◆ OBJECTIVE ◆
Pictures appear in the records below; write out everything else exactly.

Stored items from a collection
———
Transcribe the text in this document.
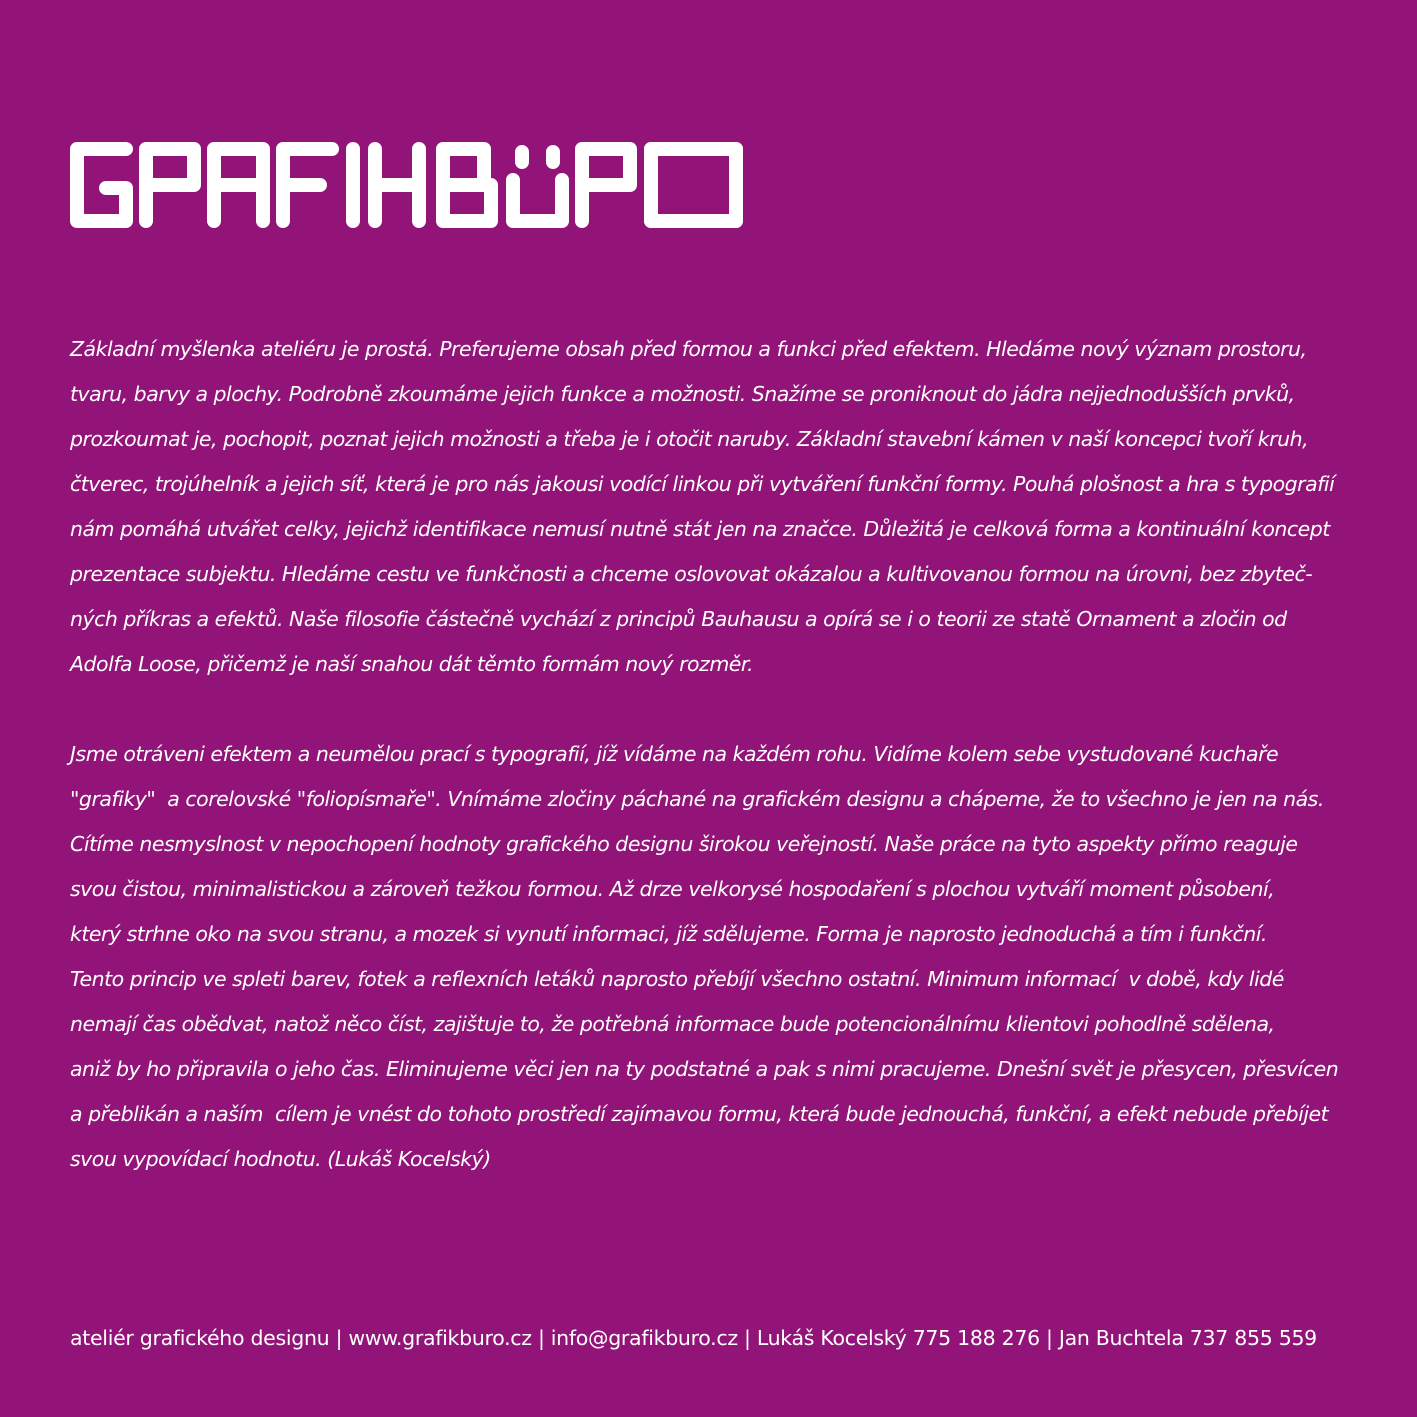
Základní myšlenka ateliéru je prostá. Preferujeme obsah před formou a funkci před efektem. Hledáme nový význam prostoru,
tvaru, barvy a plochy. Podrobně zkoumáme jejich funkce a možnosti. Snažíme se proniknout do jádra nejjednodušších prvků,
prozkoumat je, pochopit, poznat jejich možnosti a třeba je i otočit naruby. Základní stavební kámen v naší koncepci tvoří kruh,
čtverec, trojúhelník a jejich síť, která je pro nás jakousi vodící linkou při vytváření funkční formy. Pouhá plošnost a hra s typografií
nám pomáhá utvářet celky, jejichž identifikace nemusí nutně stát jen na značce. Důležitá je celková forma a kontinuální koncept
prezentace subjektu. Hledáme cestu ve funkčnosti a chceme oslovovat okázalou a kultivovanou formou na úrovni, bez zbyteč-
ných příkras a efektů. Naše filosofie částečně vychází z principů Bauhausu a opírá se i o teorii ze statě Ornament a zločin od
Adolfa Loose, přičemž je naší snahou dát těmto formám nový rozměr.
Jsme otráveni efektem a neumělou prací s typografií, jíž vídáme na každém rohu. Vidíme kolem sebe vystudované kuchaře
"grafiky"  a corelovské "foliopísmaře". Vnímáme zločiny páchané na grafickém designu a chápeme, že to všechno je jen na nás.
Cítíme nesmyslnost v nepochopení hodnoty grafického designu širokou veřejností. Naše práce na tyto aspekty přímo reaguje
svou čistou, minimalistickou a zároveň težkou formou. Až drze velkorysé hospodaření s plochou vytváří moment působení,
který strhne oko na svou stranu, a mozek si vynutí informaci, jíž sdělujeme. Forma je naprosto jednoduchá a tím i funkční.
Tento princip ve spleti barev, fotek a reflexních letáků naprosto přebíjí všechno ostatní. Minimum informací  v době, kdy lidé
nemají čas obědvat, natož něco číst, zajištuje to, že potřebná informace bude potencionálnímu klientovi pohodlně sdělena,
aniž by ho připravila o jeho čas. Eliminujeme věci jen na ty podstatné a pak s nimi pracujeme. Dnešní svět je přesycen, přesvícen
a přeblikán a naším  cílem je vnést do tohoto prostředí zajímavou formu, která bude jednouchá, funkční, a efekt nebude přebíjet
svou vypovídací hodnotu. (Lukáš Kocelský)
ateliér grafického designu | www.grafikburo.cz | info@grafikburo.cz | Lukáš Kocelský 775 188 276 | Jan Buchtela 737 855 559
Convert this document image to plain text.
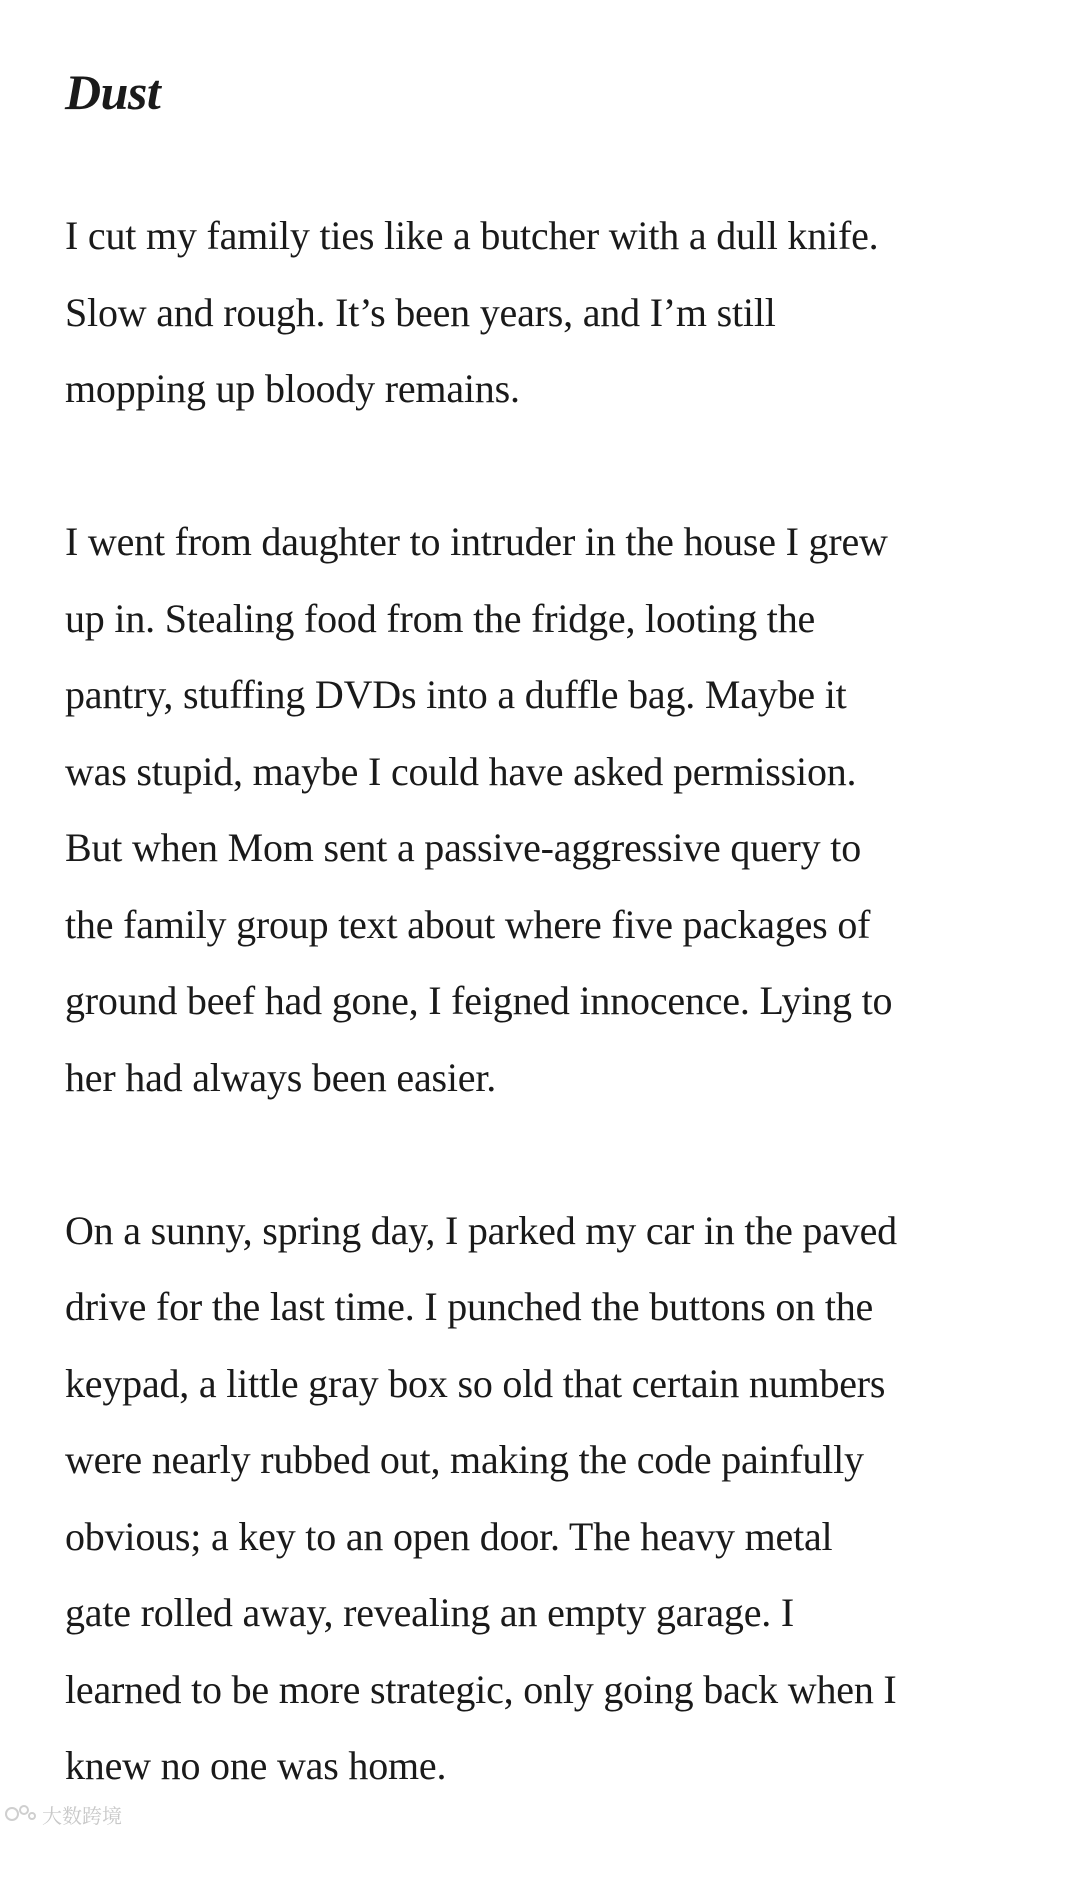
Dust

I cut my family ties like a butcher with a dull knife.
Slow and rough. It’s been years, and I’m still
mopping up bloody remains.

I went from daughter to intruder in the house I grew
up in. Stealing food from the fridge, looting the
pantry, stuffing DVDs into a duffle bag. Maybe it
was stupid, maybe I could have asked permission.
But when Mom sent a passive-aggressive query to
the family group text about where five packages of
ground beef had gone, I feigned innocence. Lying to
her had always been easier.

On a sunny, spring day, I parked my car in the paved
drive for the last time. I punched the buttons on the
keypad, a little gray box so old that certain numbers
were nearly rubbed out, making the code painfully
obvious; a key to an open door. The heavy metal
gate rolled away, revealing an empty garage. I
learned to be more strategic, only going back when I
knew no one was home.

大数跨境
———
◆ ANSWER BELOW ◆
Transcribe the text in this document.
Základní myšlenka ateliéru je prostá. Preferujeme obsah před formou a funkci před efektem. Hledáme nový význam prostoru,
tvaru, barvy a plochy. Podrobně zkoumáme jejich funkce a možnosti. Snažíme se proniknout do jádra nejjednodušších prvků,
prozkoumat je, pochopit, poznat jejich možnosti a třeba je i otočit naruby. Základní stavební kámen v naší koncepci tvoří kruh,
čtverec, trojúhelník a jejich síť, která je pro nás jakousi vodící linkou při vytváření funkční formy. Pouhá plošnost a hra s typografií
nám pomáhá utvářet celky, jejichž identifikace nemusí nutně stát jen na značce. Důležitá je celková forma a kontinuální koncept
prezentace subjektu. Hledáme cestu ve funkčnosti a chceme oslovovat okázalou a kultivovanou formou na úrovni, bez zbyteč-
ných příkras a efektů. Naše filosofie částečně vychází z principů Bauhausu a opírá se i o teorii ze statě Ornament a zločin od
Adolfa Loose, přičemž je naší snahou dát těmto formám nový rozměr.
Jsme otráveni efektem a neumělou prací s typografií, jíž vídáme na každém rohu. Vidíme kolem sebe vystudované kuchaře
"grafiky"  a corelovské "foliopísmaře". Vnímáme zločiny páchané na grafickém designu a chápeme, že to všechno je jen na nás.
Cítíme nesmyslnost v nepochopení hodnoty grafického designu širokou veřejností. Naše práce na tyto aspekty přímo reaguje
svou čistou, minimalistickou a zároveň težkou formou. Až drze velkorysé hospodaření s plochou vytváří moment působení,
který strhne oko na svou stranu, a mozek si vynutí informaci, jíž sdělujeme. Forma je naprosto jednoduchá a tím i funkční.
Tento princip ve spleti barev, fotek a reflexních letáků naprosto přebíjí všechno ostatní. Minimum informací  v době, kdy lidé
nemají čas obědvat, natož něco číst, zajištuje to, že potřebná informace bude potencionálnímu klientovi pohodlně sdělena,
aniž by ho připravila o jeho čas. Eliminujeme věci jen na ty podstatné a pak s nimi pracujeme. Dnešní svět je přesycen, přesvícen
a přeblikán a naším  cílem je vnést do tohoto prostředí zajímavou formu, která bude jednouchá, funkční, a efekt nebude přebíjet
svou vypovídací hodnotu. (Lukáš Kocelský)
ateliér grafického designu | www.grafikburo.cz | info@grafikburo.cz | Lukáš Kocelský 775 188 276 | Jan Buchtela 737 855 559
Convert this document image to plain text.
Dust

I cut my family ties like a butcher with a dull knife.
Slow and rough. It’s been years, and I’m still
mopping up bloody remains.

I went from daughter to intruder in the house I grew
up in. Stealing food from the fridge, looting the
pantry, stuffing DVDs into a duffle bag. Maybe it
was stupid, maybe I could have asked permission.
But when Mom sent a passive-aggressive query to
the family group text about where five packages of
ground beef had gone, I feigned innocence. Lying to
her had always been easier.

On a sunny, spring day, I parked my car in the paved
drive for the last time. I punched the buttons on the
keypad, a little gray box so old that certain numbers
were nearly rubbed out, making the code painfully
obvious; a key to an open door. The heavy metal
gate rolled away, revealing an empty garage. I
learned to be more strategic, only going back when I
knew no one was home.

大数跨境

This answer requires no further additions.